* _Task to carry out_: Exactly reproduce the line containing "What data populates" together with every line after it, through the end of the entries, and give nothing more.

* _Input data_:
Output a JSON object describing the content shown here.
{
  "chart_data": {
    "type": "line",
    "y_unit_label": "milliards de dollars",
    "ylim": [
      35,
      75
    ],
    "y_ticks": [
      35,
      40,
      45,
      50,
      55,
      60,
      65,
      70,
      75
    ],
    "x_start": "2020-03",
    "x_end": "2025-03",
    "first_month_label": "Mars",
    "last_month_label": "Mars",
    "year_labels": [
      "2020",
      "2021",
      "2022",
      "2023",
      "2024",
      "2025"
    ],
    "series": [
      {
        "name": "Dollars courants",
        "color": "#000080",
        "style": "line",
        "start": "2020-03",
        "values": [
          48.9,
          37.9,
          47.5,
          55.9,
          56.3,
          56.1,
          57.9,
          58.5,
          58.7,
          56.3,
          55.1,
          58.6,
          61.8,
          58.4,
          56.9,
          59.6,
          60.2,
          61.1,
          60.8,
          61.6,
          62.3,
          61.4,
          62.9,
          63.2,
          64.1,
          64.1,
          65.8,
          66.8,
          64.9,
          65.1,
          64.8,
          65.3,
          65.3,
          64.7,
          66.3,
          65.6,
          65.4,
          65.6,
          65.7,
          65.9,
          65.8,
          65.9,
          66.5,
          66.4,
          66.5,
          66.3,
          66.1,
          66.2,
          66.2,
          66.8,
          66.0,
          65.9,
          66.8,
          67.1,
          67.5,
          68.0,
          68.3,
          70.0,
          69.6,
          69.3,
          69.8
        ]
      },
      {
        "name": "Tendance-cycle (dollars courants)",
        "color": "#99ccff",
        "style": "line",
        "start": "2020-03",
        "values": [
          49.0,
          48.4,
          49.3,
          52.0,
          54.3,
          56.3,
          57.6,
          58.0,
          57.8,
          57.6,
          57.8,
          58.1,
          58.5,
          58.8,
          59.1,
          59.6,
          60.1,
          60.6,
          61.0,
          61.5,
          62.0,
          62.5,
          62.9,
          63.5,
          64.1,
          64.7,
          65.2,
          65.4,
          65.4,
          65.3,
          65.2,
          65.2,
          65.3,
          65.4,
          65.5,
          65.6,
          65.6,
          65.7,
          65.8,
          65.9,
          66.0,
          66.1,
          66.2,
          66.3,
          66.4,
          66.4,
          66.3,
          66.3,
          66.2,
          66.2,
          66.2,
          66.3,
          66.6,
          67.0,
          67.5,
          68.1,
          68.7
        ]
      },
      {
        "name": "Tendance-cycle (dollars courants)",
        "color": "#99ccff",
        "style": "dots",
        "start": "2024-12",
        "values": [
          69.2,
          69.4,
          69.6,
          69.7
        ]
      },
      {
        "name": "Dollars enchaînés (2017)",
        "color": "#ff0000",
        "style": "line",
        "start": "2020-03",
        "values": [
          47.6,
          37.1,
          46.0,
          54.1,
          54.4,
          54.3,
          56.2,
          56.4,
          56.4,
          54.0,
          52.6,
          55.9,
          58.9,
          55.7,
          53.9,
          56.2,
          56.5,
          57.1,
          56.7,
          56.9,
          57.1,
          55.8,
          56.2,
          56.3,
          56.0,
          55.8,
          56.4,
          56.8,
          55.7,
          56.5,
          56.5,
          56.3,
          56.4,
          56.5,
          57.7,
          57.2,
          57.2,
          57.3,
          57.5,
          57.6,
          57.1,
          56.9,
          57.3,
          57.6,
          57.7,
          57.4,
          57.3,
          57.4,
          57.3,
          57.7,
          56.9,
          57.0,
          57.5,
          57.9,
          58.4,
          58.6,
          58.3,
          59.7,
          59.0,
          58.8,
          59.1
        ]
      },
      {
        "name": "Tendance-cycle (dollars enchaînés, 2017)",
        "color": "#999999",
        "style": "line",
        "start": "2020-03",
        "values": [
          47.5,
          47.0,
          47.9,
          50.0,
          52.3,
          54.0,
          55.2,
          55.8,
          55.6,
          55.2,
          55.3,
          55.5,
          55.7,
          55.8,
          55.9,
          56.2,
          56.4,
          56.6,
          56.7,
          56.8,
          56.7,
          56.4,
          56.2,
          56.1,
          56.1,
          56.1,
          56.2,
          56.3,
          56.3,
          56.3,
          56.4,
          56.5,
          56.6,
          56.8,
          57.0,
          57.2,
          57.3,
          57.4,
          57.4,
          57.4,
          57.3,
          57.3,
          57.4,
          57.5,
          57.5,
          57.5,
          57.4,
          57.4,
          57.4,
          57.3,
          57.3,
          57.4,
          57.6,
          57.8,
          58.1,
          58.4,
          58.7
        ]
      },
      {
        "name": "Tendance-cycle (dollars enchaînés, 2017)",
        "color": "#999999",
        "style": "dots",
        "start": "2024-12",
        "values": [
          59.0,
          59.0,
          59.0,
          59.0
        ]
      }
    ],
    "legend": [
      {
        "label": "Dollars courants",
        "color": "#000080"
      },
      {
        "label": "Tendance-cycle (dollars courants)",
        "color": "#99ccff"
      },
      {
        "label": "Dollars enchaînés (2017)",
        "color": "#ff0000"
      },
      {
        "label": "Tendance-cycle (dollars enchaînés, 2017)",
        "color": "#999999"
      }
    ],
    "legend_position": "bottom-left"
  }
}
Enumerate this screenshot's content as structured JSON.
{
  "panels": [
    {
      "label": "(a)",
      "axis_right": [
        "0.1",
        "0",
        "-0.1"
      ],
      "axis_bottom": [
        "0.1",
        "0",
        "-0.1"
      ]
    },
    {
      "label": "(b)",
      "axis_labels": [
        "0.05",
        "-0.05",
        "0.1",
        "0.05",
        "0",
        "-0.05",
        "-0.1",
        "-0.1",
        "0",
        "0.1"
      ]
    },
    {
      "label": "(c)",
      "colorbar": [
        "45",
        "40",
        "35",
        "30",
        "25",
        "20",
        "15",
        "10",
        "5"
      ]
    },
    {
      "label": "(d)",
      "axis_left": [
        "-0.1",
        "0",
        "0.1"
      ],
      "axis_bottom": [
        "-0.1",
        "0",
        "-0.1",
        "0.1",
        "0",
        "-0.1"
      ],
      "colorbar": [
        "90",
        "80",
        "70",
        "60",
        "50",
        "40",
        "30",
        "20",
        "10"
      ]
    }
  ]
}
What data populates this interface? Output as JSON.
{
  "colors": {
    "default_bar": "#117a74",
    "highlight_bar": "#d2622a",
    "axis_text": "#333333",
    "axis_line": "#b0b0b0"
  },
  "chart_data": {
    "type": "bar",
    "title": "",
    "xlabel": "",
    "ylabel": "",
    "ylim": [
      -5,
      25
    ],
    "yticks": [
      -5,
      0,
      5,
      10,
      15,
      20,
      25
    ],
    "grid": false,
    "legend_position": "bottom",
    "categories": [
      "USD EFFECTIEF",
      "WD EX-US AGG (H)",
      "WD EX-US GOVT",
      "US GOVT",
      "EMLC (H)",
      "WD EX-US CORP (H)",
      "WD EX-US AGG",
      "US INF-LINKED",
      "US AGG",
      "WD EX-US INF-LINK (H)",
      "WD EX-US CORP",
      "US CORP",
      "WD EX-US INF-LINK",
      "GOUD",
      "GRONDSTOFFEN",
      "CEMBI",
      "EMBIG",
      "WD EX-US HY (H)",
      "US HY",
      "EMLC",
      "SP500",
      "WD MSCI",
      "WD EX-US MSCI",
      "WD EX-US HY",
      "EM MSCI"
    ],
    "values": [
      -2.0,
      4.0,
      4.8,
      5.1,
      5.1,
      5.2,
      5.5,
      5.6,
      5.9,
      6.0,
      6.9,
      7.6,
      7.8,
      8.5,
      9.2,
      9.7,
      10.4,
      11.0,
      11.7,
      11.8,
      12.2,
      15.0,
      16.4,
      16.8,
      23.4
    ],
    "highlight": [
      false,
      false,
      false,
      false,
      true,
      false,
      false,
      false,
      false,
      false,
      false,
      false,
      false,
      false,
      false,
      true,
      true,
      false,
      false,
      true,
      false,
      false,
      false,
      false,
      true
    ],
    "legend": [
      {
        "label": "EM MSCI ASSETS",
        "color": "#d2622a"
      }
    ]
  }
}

* _Response to the task_:
What data populates this interface? Output as JSON.
{
  "colors": {
    "default_bar": "#117a74",
    "highlight_bar": "#d2622a",
    "axis_text": "#333333",
    "axis_line": "#b0b0b0"
  },
  "chart_data": {
    "type": "bar",
    "title": "",
    "xlabel": "",
    "ylabel": "",
    "ylim": [
      -5,
      25
    ],
    "yticks": [
      -5,
      0,
      5,
      10,
      15,
      20,
      25
    ],
    "grid": false,
    "legend_position": "bottom",
    "categories": [
      "USD EFFECTIEF",
      "WD EX-US AGG (H)",
      "WD EX-US GOVT",
      "US GOVT",
      "EMLC (H)",
      "WD EX-US CORP (H)",
      "WD EX-US AGG",
      "US INF-LINKED",
      "US AGG",
      "WD EX-US INF-LINK (H)",
      "WD EX-US CORP",
      "US CORP",
      "WD EX-US INF-LINK",
      "GOUD",
      "GRONDSTOFFEN",
      "CEMBI",
      "EMBIG",
      "WD EX-US HY (H)",
      "US HY",
      "EMLC",
      "SP500",
      "WD MSCI",
      "WD EX-US MSCI",
      "WD EX-US HY",
      "EM MSCI"
    ],
    "values": [
      -2.0,
      4.0,
      4.8,
      5.1,
      5.1,
      5.2,
      5.5,
      5.6,
      5.9,
      6.0,
      6.9,
      7.6,
      7.8,
      8.5,
      9.2,
      9.7,
      10.4,
      11.0,
      11.7,
      11.8,
      12.2,
      15.0,
      16.4,
      16.8,
      23.4
    ],
    "highlight": [
      false,
      false,
      false,
      false,
      true,
      false,
      false,
      false,
      false,
      false,
      false,
      false,
      false,
      false,
      false,
      true,
      true,
      false,
      false,
      true,
      false,
      false,
      false,
      false,
      true
    ],
    "legend": [
      {
        "label": "EM MSCI ASSETS",
        "color": "#d2622a"
      }
    ]
  }
}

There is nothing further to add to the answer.